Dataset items
----
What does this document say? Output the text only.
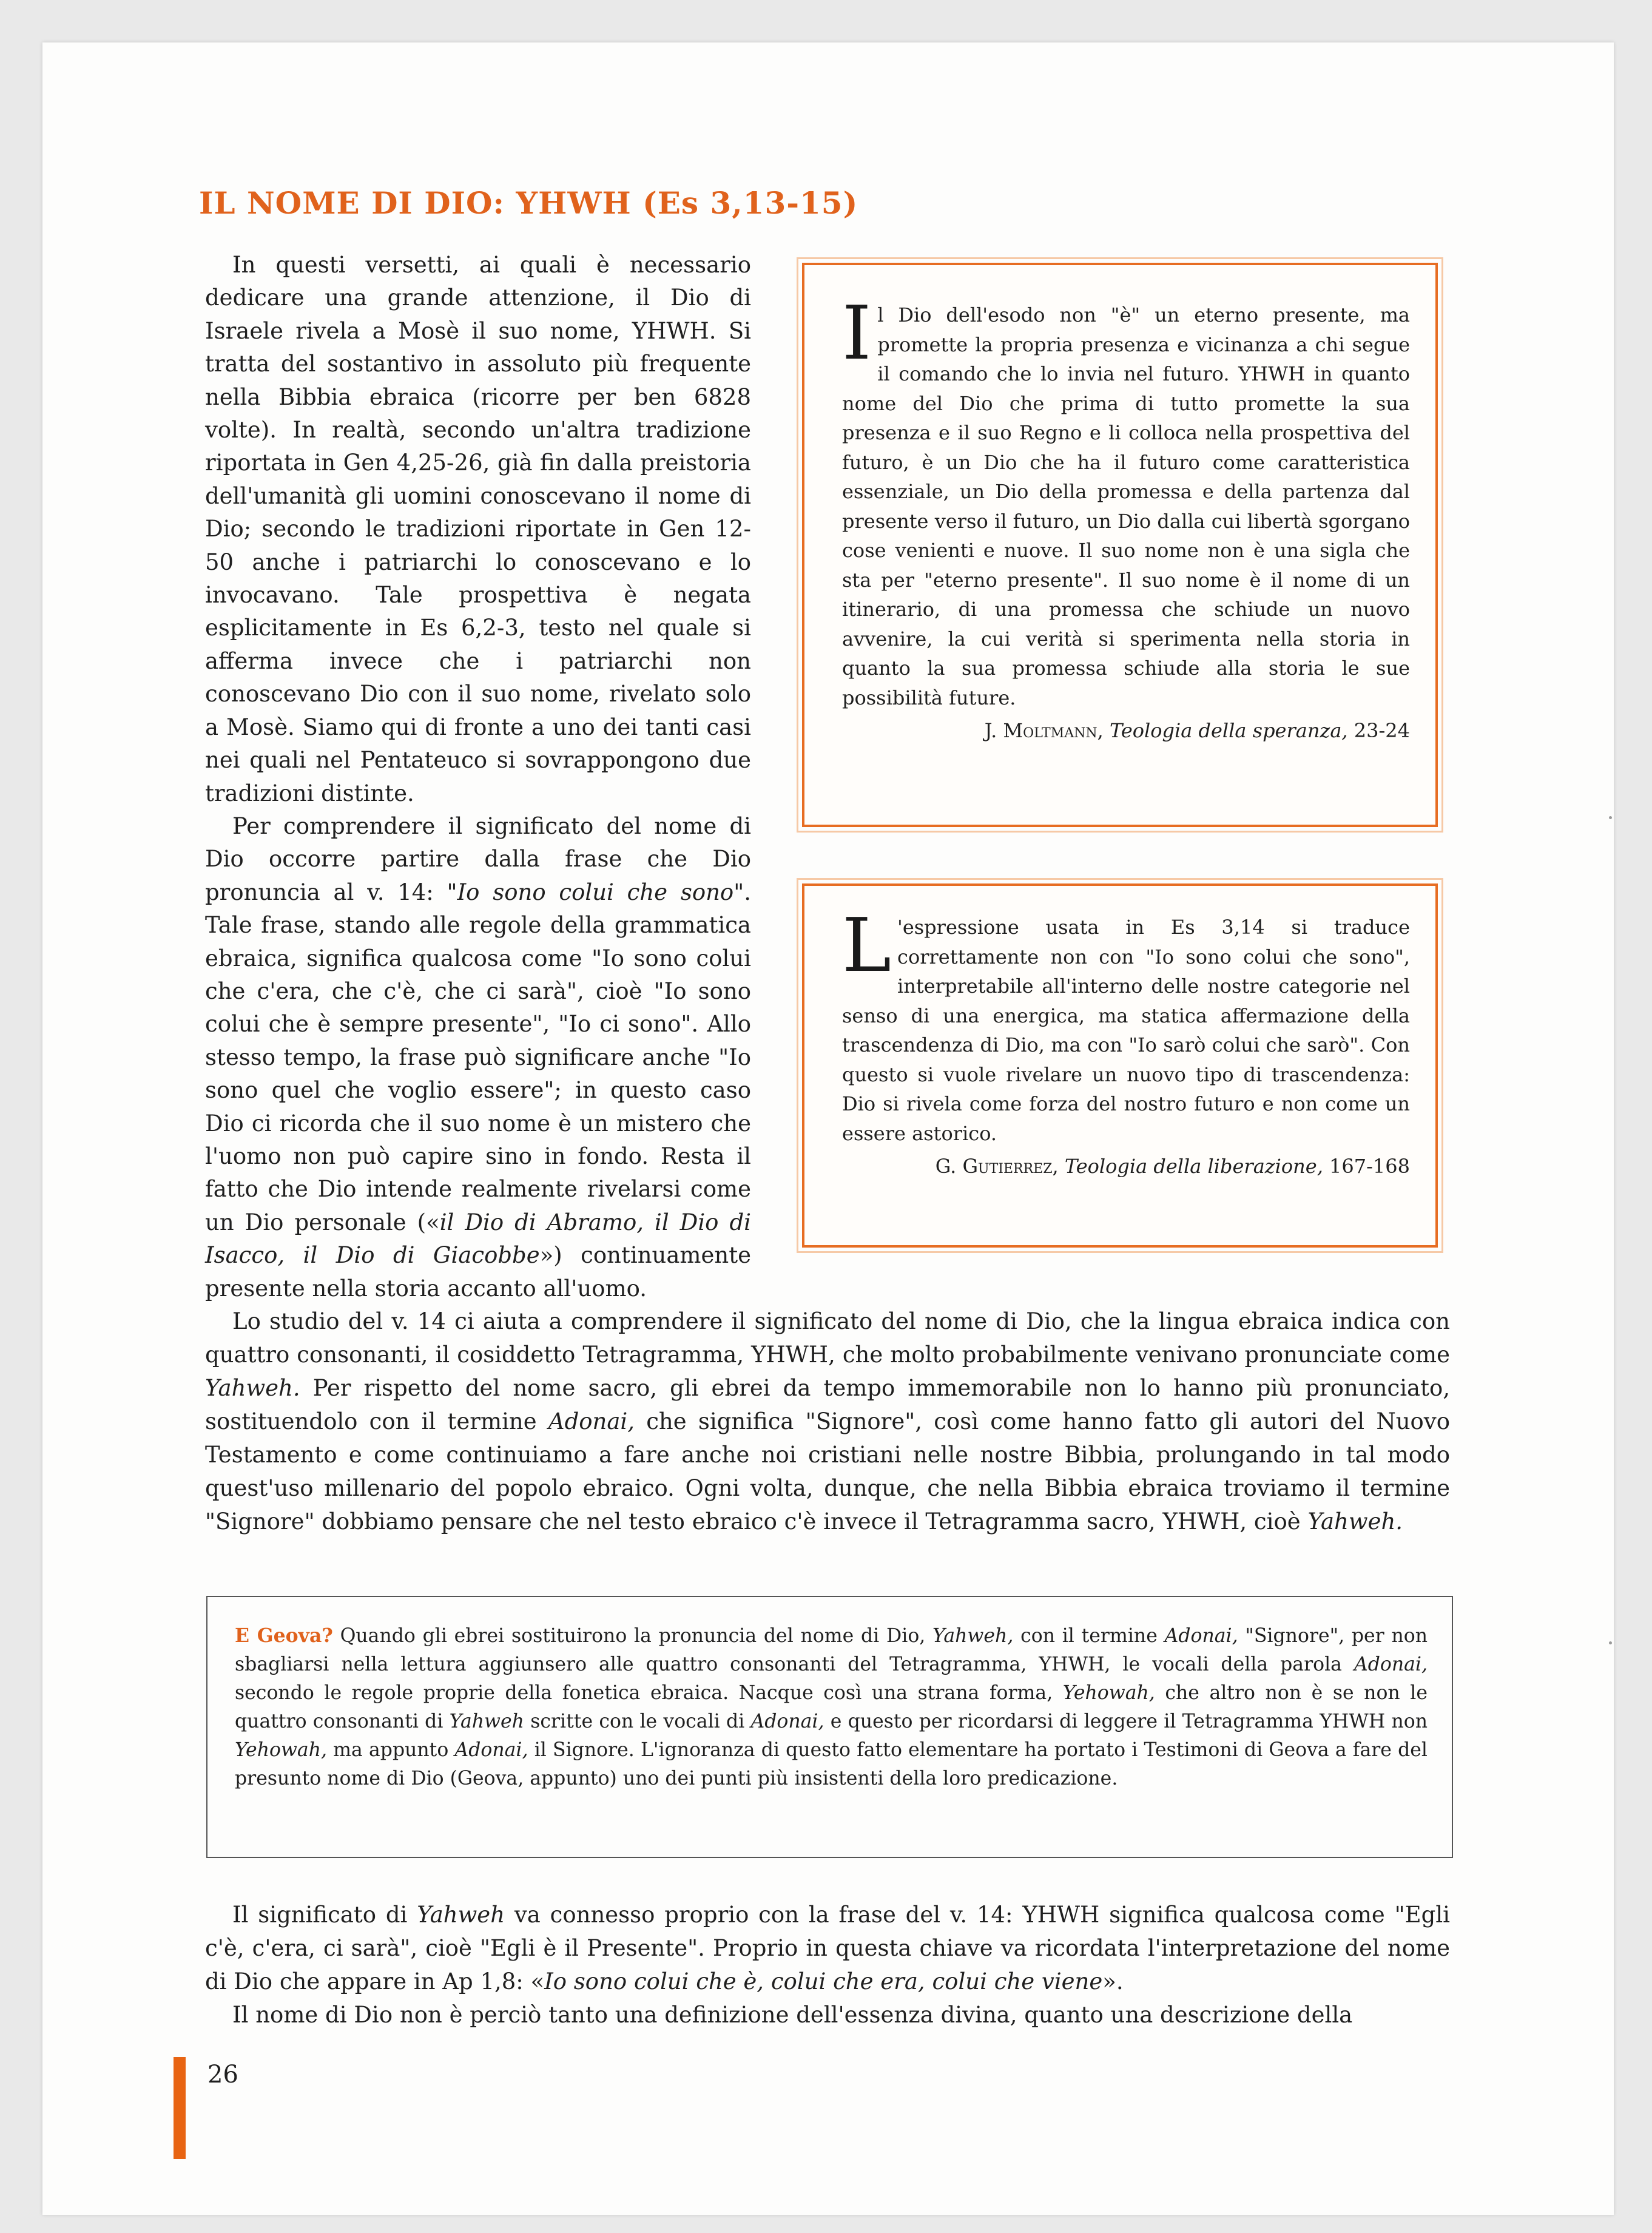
IL NOME DI DIO: YHWH (Es 3,13-15)

In questi versetti, ai quali è necessario dedicare una grande attenzione, il Dio di Israele rivela a Mosè il suo nome, YHWH. Si tratta del sostantivo in assoluto più frequente nella Bibbia ebraica (ricorre per ben 6828 volte). In realtà, secondo un'altra tradizione riportata in Gen 4,25-26, già fin dalla preistoria dell'umanità gli uomini conoscevano il nome di Dio; secondo le tradizioni riportate in Gen 12-50 anche i patriarchi lo conoscevano e lo invocavano. Tale prospettiva è negata esplicitamente in Es 6,2-3, testo nel quale si afferma invece che i patriarchi non conoscevano Dio con il suo nome, rivelato solo a Mosè. Siamo qui di fronte a uno dei tanti casi nei quali nel Pentateuco si sovrappongono due tradizioni distinte.

Per comprendere il significato del nome di Dio occorre partire dalla frase che Dio pronuncia al v. 14: "Io sono colui che sono". Tale frase, stando alle regole della grammatica ebraica, significa qualcosa come "Io sono colui che c'era, che c'è, che ci sarà", cioè "Io sono colui che è sempre presente", "Io ci sono". Allo stesso tempo, la frase può significare anche "Io sono quel che voglio essere"; in questo caso Dio ci ricorda che il suo nome è un mistero che l'uomo non può capire sino in fondo. Resta il fatto che Dio intende realmente rivelarsi come un Dio personale («il Dio di Abramo, il Dio di Isacco, il Dio di Giacobbe») continuamente presente nella storia accanto all'uomo.

Il Dio dell'esodo non "è" un eterno presente, ma promette la propria presenza e vicinanza a chi segue il comando che lo invia nel futuro. YHWH in quanto nome del Dio che prima di tutto promette la sua presenza e il suo Regno e li colloca nella prospettiva del futuro, è un Dio che ha il futuro come caratteristica essenziale, un Dio della promessa e della partenza dal presente verso il futuro, un Dio dalla cui libertà sgorgano cose venienti e nuove. Il suo nome non è una sigla che sta per "eterno presente". Il suo nome è il nome di un itinerario, di una promessa che schiude un nuovo avvenire, la cui verità si sperimenta nella storia in quanto la sua promessa schiude alla storia le sue possibilità future.

J. Moltmann, Teologia della speranza, 23-24

L 'espressione usata in Es 3,14 si traduce correttamente non con "Io sono colui che sono", interpretabile all'interno delle nostre categorie nel senso di una energica, ma statica affermazione della trascendenza di Dio, ma con "Io sarò colui che sarò". Con questo si vuole rivelare un nuovo tipo di trascendenza: Dio si rivela come forza del nostro futuro e non come un essere astorico.

G. Gutierrez, Teologia della liberazione, 167-168

Lo studio del v. 14 ci aiuta a comprendere il significato del nome di Dio, che la lingua ebraica indica con quattro consonanti, il cosiddetto Tetragramma, YHWH, che molto probabilmente venivano pronunciate come Yahweh. Per rispetto del nome sacro, gli ebrei da tempo immemorabile non lo hanno più pronunciato, sostituendolo con il termine Adonai, che significa "Signore", così come hanno fatto gli autori del Nuovo Testamento e come continuiamo a fare anche noi cristiani nelle nostre Bibbia, prolungando in tal modo quest'uso millenario del popolo ebraico. Ogni volta, dunque, che nella Bibbia ebraica troviamo il termine "Signore" dobbiamo pensare che nel testo ebraico c'è invece il Tetragramma sacro, YHWH, cioè Yahweh.

E Geova? Quando gli ebrei sostituirono la pronuncia del nome di Dio, Yahweh, con il termine Adonai, "Signore", per non sbagliarsi nella lettura aggiunsero alle quattro consonanti del Tetragramma, YHWH, le vocali della parola Adonai, secondo le regole proprie della fonetica ebraica. Nacque così una strana forma, Yehowah, che altro non è se non le quattro consonanti di Yahweh scritte con le vocali di Adonai, e questo per ricordarsi di leggere il Tetragramma YHWH non Yehowah, ma appunto Adonai, il Signore. L'ignoranza di questo fatto elementare ha portato i Testimoni di Geova a fare del presunto nome di Dio (Geova, appunto) uno dei punti più insistenti della loro predicazione.

Il significato di Yahweh va connesso proprio con la frase del v. 14: YHWH significa qualcosa come "Egli c'è, c'era, ci sarà", cioè "Egli è il Presente". Proprio in questa chiave va ricordata l'interpretazione del nome di Dio che appare in Ap 1,8: «Io sono colui che è, colui che era, colui che viene».

Il nome di Dio non è perciò tanto una definizione dell'essenza divina, quanto una descrizione della

26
----
- What needs to be done -
The records above must be transcribed exactly. Pictures are left out of the copy.

- Finished exercise -
What does this document say? Output the text only.
IL NOME DI DIO: YHWH (Es 3,13-15)

In questi versetti, ai quali è necessario dedicare una grande attenzione, il Dio di Israele rivela a Mosè il suo nome, YHWH. Si tratta del sostantivo in assoluto più frequente nella Bibbia ebraica (ricorre per ben 6828 volte). In realtà, secondo un'altra tradizione riportata in Gen 4,25-26, già fin dalla preistoria dell'umanità gli uomini conoscevano il nome di Dio; secondo le tradizioni riportate in Gen 12-50 anche i patriarchi lo conoscevano e lo invocavano. Tale prospettiva è negata esplicitamente in Es 6,2-3, testo nel quale si afferma invece che i patriarchi non conoscevano Dio con il suo nome, rivelato solo a Mosè. Siamo qui di fronte a uno dei tanti casi nei quali nel Pentateuco si sovrappongono due tradizioni distinte.

Per comprendere il significato del nome di Dio occorre partire dalla frase che Dio pronuncia al v. 14: "Io sono colui che sono". Tale frase, stando alle regole della grammatica ebraica, significa qualcosa come "Io sono colui che c'era, che c'è, che ci sarà", cioè "Io sono colui che è sempre presente", "Io ci sono". Allo stesso tempo, la frase può significare anche "Io sono quel che voglio essere"; in questo caso Dio ci ricorda che il suo nome è un mistero che l'uomo non può capire sino in fondo. Resta il fatto che Dio intende realmente rivelarsi come un Dio personale («il Dio di Abramo, il Dio di Isacco, il Dio di Giacobbe») continuamente presente nella storia accanto all'uomo.

Il Dio dell'esodo non "è" un eterno presente, ma promette la propria presenza e vicinanza a chi segue il comando che lo invia nel futuro. YHWH in quanto nome del Dio che prima di tutto promette la sua presenza e il suo Regno e li colloca nella prospettiva del futuro, è un Dio che ha il futuro come caratteristica essenziale, un Dio della promessa e della partenza dal presente verso il futuro, un Dio dalla cui libertà sgorgano cose venienti e nuove. Il suo nome non è una sigla che sta per "eterno presente". Il suo nome è il nome di un itinerario, di una promessa che schiude un nuovo avvenire, la cui verità si sperimenta nella storia in quanto la sua promessa schiude alla storia le sue possibilità future.

J. Moltmann, Teologia della speranza, 23-24

L 'espressione usata in Es 3,14 si traduce correttamente non con "Io sono colui che sono", interpretabile all'interno delle nostre categorie nel senso di una energica, ma statica affermazione della trascendenza di Dio, ma con "Io sarò colui che sarò". Con questo si vuole rivelare un nuovo tipo di trascendenza: Dio si rivela come forza del nostro futuro e non come un essere astorico.

G. Gutierrez, Teologia della liberazione, 167-168

Lo studio del v. 14 ci aiuta a comprendere il significato del nome di Dio, che la lingua ebraica indica con quattro consonanti, il cosiddetto Tetragramma, YHWH, che molto probabilmente venivano pronunciate come Yahweh. Per rispetto del nome sacro, gli ebrei da tempo immemorabile non lo hanno più pronunciato, sostituendolo con il termine Adonai, che significa "Signore", così come hanno fatto gli autori del Nuovo Testamento e come continuiamo a fare anche noi cristiani nelle nostre Bibbia, prolungando in tal modo quest'uso millenario del popolo ebraico. Ogni volta, dunque, che nella Bibbia ebraica troviamo il termine "Signore" dobbiamo pensare che nel testo ebraico c'è invece il Tetragramma sacro, YHWH, cioè Yahweh.

E Geova? Quando gli ebrei sostituirono la pronuncia del nome di Dio, Yahweh, con il termine Adonai, "Signore", per non sbagliarsi nella lettura aggiunsero alle quattro consonanti del Tetragramma, YHWH, le vocali della parola Adonai, secondo le regole proprie della fonetica ebraica. Nacque così una strana forma, Yehowah, che altro non è se non le quattro consonanti di Yahweh scritte con le vocali di Adonai, e questo per ricordarsi di leggere il Tetragramma YHWH non Yehowah, ma appunto Adonai, il Signore. L'ignoranza di questo fatto elementare ha portato i Testimoni di Geova a fare del presunto nome di Dio (Geova, appunto) uno dei punti più insistenti della loro predicazione.

Il significato di Yahweh va connesso proprio con la frase del v. 14: YHWH significa qualcosa come "Egli c'è, c'era, ci sarà", cioè "Egli è il Presente". Proprio in questa chiave va ricordata l'interpretazione del nome di Dio che appare in Ap 1,8: «Io sono colui che è, colui che era, colui che viene».

Il nome di Dio non è perciò tanto una definizione dell'essenza divina, quanto una descrizione della

26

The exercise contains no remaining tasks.